### [STATED TASK]
Can you find the lines of the listing that include "data" and copy every one?

[LISTED ENTRIES start]

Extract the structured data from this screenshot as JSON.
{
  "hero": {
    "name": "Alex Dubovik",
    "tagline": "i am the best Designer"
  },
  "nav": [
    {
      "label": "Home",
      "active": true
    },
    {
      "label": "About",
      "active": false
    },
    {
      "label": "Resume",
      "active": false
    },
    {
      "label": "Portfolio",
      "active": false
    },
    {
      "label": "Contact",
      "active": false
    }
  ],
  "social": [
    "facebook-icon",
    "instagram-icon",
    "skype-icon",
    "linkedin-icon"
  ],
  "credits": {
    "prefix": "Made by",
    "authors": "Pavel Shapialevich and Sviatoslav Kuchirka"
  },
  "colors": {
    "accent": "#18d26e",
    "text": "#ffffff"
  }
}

[LISTED ENTRIES end]
[LISTED ENTRIES start]

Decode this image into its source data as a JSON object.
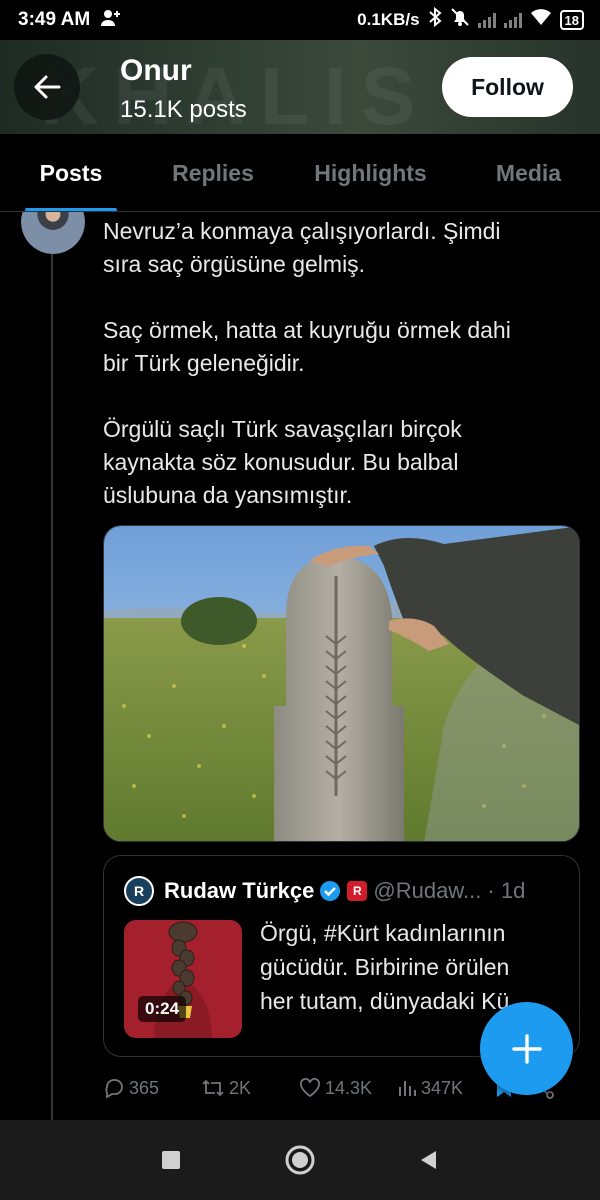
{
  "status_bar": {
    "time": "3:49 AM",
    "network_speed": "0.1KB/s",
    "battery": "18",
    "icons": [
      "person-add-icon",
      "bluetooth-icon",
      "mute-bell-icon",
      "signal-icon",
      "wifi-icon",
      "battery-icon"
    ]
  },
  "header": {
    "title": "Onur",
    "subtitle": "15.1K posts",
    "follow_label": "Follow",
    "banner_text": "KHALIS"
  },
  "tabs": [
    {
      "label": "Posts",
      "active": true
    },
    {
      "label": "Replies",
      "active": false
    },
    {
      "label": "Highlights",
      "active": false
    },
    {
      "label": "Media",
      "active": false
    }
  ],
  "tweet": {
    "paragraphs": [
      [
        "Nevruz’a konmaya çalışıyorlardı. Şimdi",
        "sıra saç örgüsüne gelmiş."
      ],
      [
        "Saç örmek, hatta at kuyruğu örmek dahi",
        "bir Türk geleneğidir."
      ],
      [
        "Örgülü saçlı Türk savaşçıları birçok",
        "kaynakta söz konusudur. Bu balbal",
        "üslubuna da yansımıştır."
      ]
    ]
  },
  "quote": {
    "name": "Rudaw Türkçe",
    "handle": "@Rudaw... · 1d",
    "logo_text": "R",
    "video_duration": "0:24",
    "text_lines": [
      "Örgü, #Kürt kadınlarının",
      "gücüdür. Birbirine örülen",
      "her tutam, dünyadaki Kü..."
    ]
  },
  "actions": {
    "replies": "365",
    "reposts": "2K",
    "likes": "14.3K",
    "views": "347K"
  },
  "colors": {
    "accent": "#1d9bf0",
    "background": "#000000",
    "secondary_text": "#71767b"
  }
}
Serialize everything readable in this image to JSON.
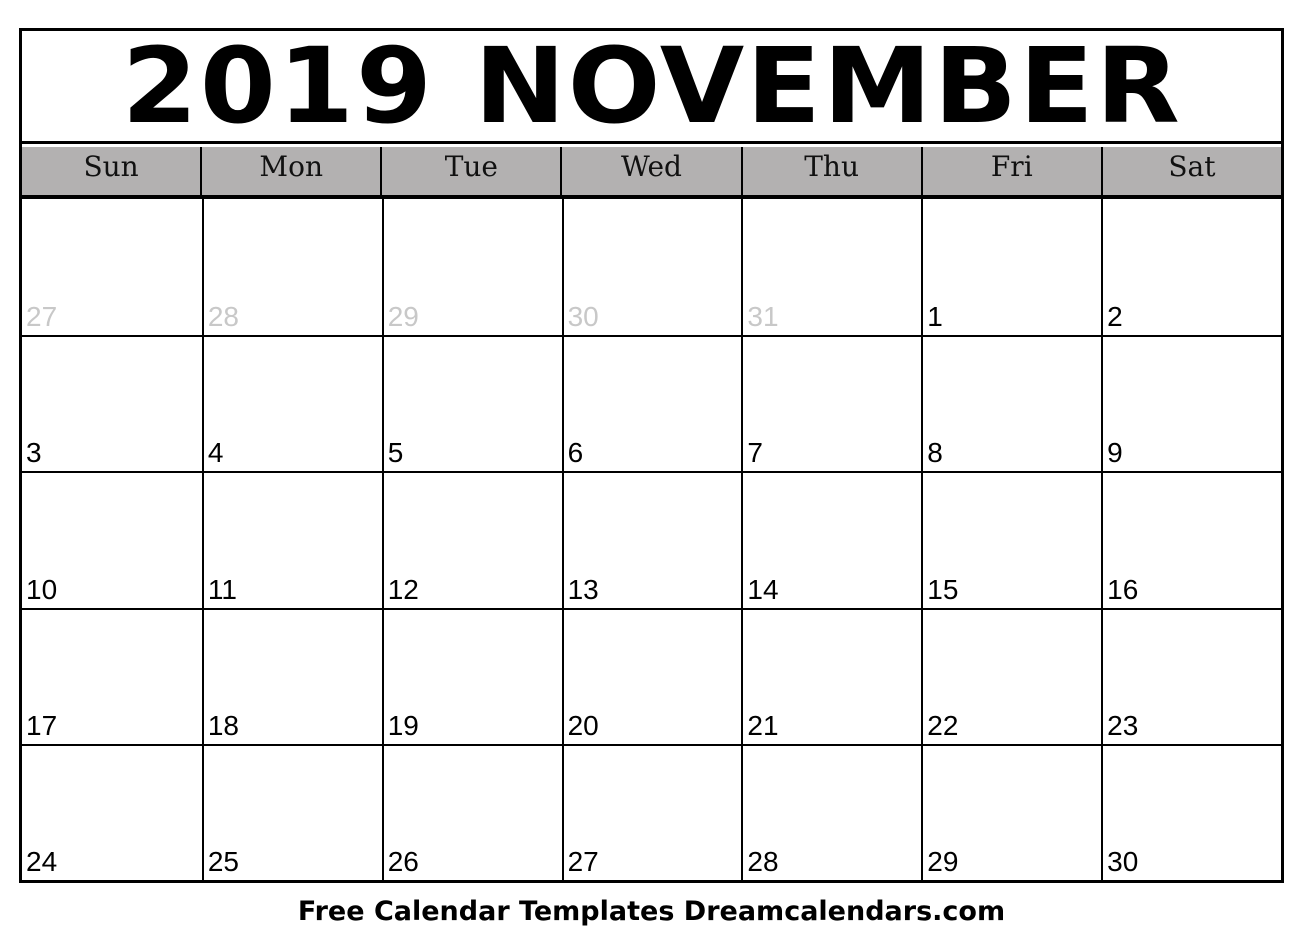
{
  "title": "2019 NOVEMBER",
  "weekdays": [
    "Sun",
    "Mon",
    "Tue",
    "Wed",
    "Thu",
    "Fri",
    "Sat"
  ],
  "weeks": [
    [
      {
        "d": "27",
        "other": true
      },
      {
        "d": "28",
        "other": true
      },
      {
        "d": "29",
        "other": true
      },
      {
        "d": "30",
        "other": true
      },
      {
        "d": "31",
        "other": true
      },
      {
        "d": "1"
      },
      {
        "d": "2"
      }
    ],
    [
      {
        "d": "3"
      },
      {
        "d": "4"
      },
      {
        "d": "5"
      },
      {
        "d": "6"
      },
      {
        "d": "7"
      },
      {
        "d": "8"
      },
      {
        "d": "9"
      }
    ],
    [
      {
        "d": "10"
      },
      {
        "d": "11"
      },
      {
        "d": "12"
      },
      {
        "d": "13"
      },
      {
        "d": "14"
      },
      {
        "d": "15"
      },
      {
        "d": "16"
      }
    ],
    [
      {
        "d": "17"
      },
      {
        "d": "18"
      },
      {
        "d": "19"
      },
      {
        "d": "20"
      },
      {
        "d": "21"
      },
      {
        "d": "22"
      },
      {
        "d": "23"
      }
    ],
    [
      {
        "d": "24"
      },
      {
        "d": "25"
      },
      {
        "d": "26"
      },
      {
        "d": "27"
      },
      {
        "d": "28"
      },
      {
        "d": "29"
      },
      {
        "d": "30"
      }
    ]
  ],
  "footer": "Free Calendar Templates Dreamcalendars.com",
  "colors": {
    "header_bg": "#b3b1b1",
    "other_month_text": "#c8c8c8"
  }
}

[LISTED ENTRIES end]
[LISTED ENTRIES start]

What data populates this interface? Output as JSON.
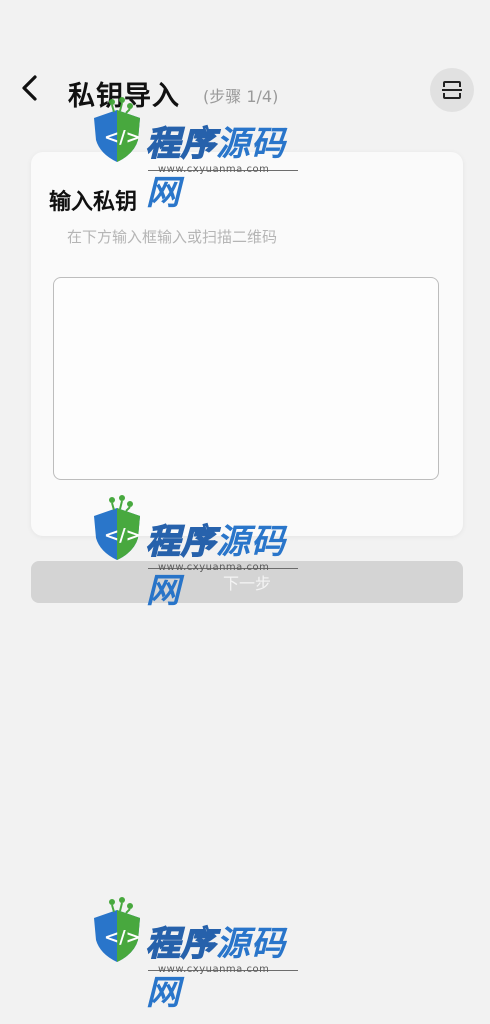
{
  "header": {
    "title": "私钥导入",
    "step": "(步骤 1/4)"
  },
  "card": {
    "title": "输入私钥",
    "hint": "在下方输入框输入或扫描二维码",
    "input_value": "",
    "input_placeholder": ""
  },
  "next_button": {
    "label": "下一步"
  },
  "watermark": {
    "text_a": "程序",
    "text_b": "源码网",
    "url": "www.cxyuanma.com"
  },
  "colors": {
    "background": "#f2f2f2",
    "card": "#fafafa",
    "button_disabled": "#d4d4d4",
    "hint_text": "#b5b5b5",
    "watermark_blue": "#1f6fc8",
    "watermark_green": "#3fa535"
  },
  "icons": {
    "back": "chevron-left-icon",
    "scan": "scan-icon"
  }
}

[LISTED ENTRIES end]

### [RESPONSE TO THIS EXERCISE]
Extract the structured data from this screenshot as JSON.
Decode this image into its source data as a JSON object.
What data populates this interface? Output as JSON.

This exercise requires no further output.